**Requirement**
Work out how many lines hold the string "historia". Give that number and nothing more.

**Information given**
--------------------------------
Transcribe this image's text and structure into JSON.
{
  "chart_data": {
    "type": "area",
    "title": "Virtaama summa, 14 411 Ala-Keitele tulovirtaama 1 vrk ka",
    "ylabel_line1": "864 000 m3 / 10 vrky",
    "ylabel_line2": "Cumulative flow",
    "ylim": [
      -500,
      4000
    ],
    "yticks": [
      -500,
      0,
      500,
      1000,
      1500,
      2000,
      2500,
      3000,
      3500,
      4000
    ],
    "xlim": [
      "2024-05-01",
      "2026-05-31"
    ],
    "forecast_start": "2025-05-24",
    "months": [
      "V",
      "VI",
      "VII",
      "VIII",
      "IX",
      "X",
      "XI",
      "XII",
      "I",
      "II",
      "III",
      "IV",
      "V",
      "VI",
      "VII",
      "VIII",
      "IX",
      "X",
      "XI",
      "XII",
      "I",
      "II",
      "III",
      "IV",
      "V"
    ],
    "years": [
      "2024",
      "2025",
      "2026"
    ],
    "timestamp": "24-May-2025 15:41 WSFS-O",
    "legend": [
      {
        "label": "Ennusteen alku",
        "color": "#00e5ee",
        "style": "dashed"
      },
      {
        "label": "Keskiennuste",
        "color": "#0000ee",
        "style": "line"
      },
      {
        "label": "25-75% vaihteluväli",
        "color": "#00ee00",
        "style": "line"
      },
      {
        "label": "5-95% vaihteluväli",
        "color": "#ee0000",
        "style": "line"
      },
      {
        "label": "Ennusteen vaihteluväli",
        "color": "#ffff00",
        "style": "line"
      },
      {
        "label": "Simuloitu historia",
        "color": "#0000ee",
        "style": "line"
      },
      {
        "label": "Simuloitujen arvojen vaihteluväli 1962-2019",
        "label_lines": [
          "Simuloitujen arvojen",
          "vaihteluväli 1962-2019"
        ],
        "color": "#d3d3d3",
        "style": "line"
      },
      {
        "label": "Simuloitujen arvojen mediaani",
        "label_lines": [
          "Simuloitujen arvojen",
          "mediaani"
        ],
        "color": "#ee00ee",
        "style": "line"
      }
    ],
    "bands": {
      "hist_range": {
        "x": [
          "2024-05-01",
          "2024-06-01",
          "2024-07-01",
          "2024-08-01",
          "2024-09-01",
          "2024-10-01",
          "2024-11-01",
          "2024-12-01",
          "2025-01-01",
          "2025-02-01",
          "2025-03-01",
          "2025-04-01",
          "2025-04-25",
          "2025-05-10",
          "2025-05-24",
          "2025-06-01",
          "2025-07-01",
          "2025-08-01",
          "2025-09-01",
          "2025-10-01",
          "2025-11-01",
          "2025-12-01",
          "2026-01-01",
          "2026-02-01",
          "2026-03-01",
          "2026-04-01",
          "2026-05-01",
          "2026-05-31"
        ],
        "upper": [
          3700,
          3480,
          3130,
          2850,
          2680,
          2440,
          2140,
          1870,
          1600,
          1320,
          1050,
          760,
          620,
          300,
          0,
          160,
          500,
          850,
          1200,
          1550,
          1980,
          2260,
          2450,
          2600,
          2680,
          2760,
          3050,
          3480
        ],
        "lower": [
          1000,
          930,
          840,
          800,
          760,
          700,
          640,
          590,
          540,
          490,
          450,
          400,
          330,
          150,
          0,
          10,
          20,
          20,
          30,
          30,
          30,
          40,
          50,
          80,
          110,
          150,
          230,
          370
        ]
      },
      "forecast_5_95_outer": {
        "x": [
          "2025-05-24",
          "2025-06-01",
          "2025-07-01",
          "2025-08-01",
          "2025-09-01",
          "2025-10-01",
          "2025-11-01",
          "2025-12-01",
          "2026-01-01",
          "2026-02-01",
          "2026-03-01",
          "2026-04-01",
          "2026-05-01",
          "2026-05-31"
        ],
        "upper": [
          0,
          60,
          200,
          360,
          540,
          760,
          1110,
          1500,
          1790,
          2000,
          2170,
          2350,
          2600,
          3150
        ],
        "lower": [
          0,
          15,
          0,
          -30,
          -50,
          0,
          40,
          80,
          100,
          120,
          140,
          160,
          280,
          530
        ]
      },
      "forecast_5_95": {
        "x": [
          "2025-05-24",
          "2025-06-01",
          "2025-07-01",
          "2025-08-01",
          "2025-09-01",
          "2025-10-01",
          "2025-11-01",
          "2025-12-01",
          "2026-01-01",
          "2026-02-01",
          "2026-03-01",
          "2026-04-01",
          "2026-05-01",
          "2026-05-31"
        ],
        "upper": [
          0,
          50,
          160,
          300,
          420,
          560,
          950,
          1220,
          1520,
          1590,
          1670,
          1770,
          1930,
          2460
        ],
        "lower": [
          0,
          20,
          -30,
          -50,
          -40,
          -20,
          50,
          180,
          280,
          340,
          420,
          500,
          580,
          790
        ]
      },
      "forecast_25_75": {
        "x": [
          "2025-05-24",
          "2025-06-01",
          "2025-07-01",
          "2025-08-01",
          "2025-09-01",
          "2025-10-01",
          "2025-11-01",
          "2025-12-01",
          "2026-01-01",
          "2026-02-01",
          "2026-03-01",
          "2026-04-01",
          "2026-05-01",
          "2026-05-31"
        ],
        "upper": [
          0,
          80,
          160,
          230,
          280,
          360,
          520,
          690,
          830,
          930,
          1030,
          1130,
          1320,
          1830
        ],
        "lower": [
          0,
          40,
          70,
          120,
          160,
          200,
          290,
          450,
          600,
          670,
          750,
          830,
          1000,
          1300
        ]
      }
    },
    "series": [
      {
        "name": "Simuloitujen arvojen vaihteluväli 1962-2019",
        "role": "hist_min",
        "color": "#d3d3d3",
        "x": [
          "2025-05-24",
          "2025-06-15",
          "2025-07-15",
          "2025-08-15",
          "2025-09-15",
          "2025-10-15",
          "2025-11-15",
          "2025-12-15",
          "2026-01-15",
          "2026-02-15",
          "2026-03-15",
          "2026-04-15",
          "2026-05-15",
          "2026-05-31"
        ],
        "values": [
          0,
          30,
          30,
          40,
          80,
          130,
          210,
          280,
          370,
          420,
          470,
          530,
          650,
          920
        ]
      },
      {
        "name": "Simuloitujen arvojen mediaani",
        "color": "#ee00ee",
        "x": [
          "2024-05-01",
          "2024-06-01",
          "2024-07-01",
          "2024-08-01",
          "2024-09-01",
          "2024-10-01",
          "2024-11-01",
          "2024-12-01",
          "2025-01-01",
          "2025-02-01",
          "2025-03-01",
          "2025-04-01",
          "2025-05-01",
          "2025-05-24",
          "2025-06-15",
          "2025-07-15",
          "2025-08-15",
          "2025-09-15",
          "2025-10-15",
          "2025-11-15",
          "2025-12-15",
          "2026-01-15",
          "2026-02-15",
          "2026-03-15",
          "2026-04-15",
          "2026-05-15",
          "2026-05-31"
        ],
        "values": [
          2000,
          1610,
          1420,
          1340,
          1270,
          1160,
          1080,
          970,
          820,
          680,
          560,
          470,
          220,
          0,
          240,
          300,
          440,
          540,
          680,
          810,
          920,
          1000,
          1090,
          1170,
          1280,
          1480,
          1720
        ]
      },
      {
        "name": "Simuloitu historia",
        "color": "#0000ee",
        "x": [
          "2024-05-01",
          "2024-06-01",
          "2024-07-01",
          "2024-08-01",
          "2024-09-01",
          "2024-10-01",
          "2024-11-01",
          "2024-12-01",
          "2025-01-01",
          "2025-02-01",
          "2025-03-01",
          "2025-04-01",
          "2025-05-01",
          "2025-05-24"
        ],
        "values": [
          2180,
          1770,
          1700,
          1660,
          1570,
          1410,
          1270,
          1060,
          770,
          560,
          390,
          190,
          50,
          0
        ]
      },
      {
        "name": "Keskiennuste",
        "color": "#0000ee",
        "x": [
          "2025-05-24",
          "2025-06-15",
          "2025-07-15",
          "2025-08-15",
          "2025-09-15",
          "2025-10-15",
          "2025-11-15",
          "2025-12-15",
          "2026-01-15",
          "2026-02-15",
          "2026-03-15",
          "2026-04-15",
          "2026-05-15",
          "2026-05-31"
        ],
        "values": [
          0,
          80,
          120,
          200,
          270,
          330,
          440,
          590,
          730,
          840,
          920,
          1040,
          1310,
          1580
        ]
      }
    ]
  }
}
--------------------------------
**Solution for this problem**
2